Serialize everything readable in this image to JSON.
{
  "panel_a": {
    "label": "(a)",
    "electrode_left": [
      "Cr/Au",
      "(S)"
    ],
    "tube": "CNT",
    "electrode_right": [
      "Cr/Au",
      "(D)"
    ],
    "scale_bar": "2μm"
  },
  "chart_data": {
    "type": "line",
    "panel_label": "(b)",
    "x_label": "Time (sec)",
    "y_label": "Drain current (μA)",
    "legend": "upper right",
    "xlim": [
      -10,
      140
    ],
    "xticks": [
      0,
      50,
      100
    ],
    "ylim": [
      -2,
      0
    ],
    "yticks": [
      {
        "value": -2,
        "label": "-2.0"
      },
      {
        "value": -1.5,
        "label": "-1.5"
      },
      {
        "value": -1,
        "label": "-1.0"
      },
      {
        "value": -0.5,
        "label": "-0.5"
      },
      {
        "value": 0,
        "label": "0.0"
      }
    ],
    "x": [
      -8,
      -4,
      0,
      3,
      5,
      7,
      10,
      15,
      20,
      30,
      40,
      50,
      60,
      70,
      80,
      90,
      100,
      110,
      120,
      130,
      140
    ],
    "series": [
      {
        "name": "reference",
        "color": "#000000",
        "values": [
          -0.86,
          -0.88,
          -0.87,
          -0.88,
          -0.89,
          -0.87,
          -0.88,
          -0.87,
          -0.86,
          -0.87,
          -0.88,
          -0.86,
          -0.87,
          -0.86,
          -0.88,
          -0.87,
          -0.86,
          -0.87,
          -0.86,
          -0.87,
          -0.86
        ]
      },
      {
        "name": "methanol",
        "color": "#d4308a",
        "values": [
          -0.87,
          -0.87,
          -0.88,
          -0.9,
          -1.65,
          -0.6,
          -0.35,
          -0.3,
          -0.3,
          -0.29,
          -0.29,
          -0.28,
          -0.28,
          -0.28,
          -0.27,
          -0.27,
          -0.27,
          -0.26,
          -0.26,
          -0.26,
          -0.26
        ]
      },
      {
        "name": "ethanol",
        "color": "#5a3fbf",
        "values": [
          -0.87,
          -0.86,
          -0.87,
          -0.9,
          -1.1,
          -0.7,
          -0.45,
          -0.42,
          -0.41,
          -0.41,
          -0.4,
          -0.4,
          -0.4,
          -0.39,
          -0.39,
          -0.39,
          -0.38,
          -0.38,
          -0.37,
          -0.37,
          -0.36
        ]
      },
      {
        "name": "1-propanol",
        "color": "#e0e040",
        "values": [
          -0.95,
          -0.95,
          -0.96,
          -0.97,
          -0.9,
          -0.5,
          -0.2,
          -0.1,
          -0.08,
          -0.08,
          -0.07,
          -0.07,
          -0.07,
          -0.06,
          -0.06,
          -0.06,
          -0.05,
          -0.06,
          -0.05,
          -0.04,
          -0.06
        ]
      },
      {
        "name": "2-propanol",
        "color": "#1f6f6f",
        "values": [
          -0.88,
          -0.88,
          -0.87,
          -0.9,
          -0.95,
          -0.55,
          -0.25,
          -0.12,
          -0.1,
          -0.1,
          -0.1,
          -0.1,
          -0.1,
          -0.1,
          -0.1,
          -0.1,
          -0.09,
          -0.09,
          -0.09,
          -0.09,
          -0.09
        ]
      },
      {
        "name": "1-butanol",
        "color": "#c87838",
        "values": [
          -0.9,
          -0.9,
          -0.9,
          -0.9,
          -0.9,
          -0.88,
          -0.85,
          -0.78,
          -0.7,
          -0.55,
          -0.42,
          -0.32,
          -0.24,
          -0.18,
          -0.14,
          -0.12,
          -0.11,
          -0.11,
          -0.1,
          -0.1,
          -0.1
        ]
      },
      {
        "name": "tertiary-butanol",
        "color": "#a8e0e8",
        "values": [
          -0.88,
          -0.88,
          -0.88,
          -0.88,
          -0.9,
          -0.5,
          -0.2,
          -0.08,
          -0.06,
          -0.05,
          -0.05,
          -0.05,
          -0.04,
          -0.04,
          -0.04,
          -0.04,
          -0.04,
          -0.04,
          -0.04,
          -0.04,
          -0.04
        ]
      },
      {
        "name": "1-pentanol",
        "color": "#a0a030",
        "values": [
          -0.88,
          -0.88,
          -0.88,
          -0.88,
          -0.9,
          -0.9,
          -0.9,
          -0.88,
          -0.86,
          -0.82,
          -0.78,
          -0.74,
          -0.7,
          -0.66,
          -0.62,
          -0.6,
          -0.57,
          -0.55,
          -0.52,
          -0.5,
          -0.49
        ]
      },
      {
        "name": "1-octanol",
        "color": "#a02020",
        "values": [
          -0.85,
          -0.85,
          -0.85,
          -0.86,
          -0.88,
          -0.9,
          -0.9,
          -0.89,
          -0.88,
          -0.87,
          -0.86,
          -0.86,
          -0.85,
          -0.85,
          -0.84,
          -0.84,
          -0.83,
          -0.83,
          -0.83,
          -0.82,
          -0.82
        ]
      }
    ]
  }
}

• • •

Copy each record from above exactly, and include every line.

> **Solution for this problem**
Serialize everything readable in this image to JSON.
{
  "panel_a": {
    "label": "(a)",
    "electrode_left": [
      "Cr/Au",
      "(S)"
    ],
    "tube": "CNT",
    "electrode_right": [
      "Cr/Au",
      "(D)"
    ],
    "scale_bar": "2μm"
  },
  "chart_data": {
    "type": "line",
    "panel_label": "(b)",
    "x_label": "Time (sec)",
    "y_label": "Drain current (μA)",
    "legend": "upper right",
    "xlim": [
      -10,
      140
    ],
    "xticks": [
      0,
      50,
      100
    ],
    "ylim": [
      -2,
      0
    ],
    "yticks": [
      {
        "value": -2,
        "label": "-2.0"
      },
      {
        "value": -1.5,
        "label": "-1.5"
      },
      {
        "value": -1,
        "label": "-1.0"
      },
      {
        "value": -0.5,
        "label": "-0.5"
      },
      {
        "value": 0,
        "label": "0.0"
      }
    ],
    "x": [
      -8,
      -4,
      0,
      3,
      5,
      7,
      10,
      15,
      20,
      30,
      40,
      50,
      60,
      70,
      80,
      90,
      100,
      110,
      120,
      130,
      140
    ],
    "series": [
      {
        "name": "reference",
        "color": "#000000",
        "values": [
          -0.86,
          -0.88,
          -0.87,
          -0.88,
          -0.89,
          -0.87,
          -0.88,
          -0.87,
          -0.86,
          -0.87,
          -0.88,
          -0.86,
          -0.87,
          -0.86,
          -0.88,
          -0.87,
          -0.86,
          -0.87,
          -0.86,
          -0.87,
          -0.86
        ]
      },
      {
        "name": "methanol",
        "color": "#d4308a",
        "values": [
          -0.87,
          -0.87,
          -0.88,
          -0.9,
          -1.65,
          -0.6,
          -0.35,
          -0.3,
          -0.3,
          -0.29,
          -0.29,
          -0.28,
          -0.28,
          -0.28,
          -0.27,
          -0.27,
          -0.27,
          -0.26,
          -0.26,
          -0.26,
          -0.26
        ]
      },
      {
        "name": "ethanol",
        "color": "#5a3fbf",
        "values": [
          -0.87,
          -0.86,
          -0.87,
          -0.9,
          -1.1,
          -0.7,
          -0.45,
          -0.42,
          -0.41,
          -0.41,
          -0.4,
          -0.4,
          -0.4,
          -0.39,
          -0.39,
          -0.39,
          -0.38,
          -0.38,
          -0.37,
          -0.37,
          -0.36
        ]
      },
      {
        "name": "1-propanol",
        "color": "#e0e040",
        "values": [
          -0.95,
          -0.95,
          -0.96,
          -0.97,
          -0.9,
          -0.5,
          -0.2,
          -0.1,
          -0.08,
          -0.08,
          -0.07,
          -0.07,
          -0.07,
          -0.06,
          -0.06,
          -0.06,
          -0.05,
          -0.06,
          -0.05,
          -0.04,
          -0.06
        ]
      },
      {
        "name": "2-propanol",
        "color": "#1f6f6f",
        "values": [
          -0.88,
          -0.88,
          -0.87,
          -0.9,
          -0.95,
          -0.55,
          -0.25,
          -0.12,
          -0.1,
          -0.1,
          -0.1,
          -0.1,
          -0.1,
          -0.1,
          -0.1,
          -0.1,
          -0.09,
          -0.09,
          -0.09,
          -0.09,
          -0.09
        ]
      },
      {
        "name": "1-butanol",
        "color": "#c87838",
        "values": [
          -0.9,
          -0.9,
          -0.9,
          -0.9,
          -0.9,
          -0.88,
          -0.85,
          -0.78,
          -0.7,
          -0.55,
          -0.42,
          -0.32,
          -0.24,
          -0.18,
          -0.14,
          -0.12,
          -0.11,
          -0.11,
          -0.1,
          -0.1,
          -0.1
        ]
      },
      {
        "name": "tertiary-butanol",
        "color": "#a8e0e8",
        "values": [
          -0.88,
          -0.88,
          -0.88,
          -0.88,
          -0.9,
          -0.5,
          -0.2,
          -0.08,
          -0.06,
          -0.05,
          -0.05,
          -0.05,
          -0.04,
          -0.04,
          -0.04,
          -0.04,
          -0.04,
          -0.04,
          -0.04,
          -0.04,
          -0.04
        ]
      },
      {
        "name": "1-pentanol",
        "color": "#a0a030",
        "values": [
          -0.88,
          -0.88,
          -0.88,
          -0.88,
          -0.9,
          -0.9,
          -0.9,
          -0.88,
          -0.86,
          -0.82,
          -0.78,
          -0.74,
          -0.7,
          -0.66,
          -0.62,
          -0.6,
          -0.57,
          -0.55,
          -0.52,
          -0.5,
          -0.49
        ]
      },
      {
        "name": "1-octanol",
        "color": "#a02020",
        "values": [
          -0.85,
          -0.85,
          -0.85,
          -0.86,
          -0.88,
          -0.9,
          -0.9,
          -0.89,
          -0.88,
          -0.87,
          -0.86,
          -0.86,
          -0.85,
          -0.85,
          -0.84,
          -0.84,
          -0.83,
          -0.83,
          -0.83,
          -0.82,
          -0.82
        ]
      }
    ]
  }
}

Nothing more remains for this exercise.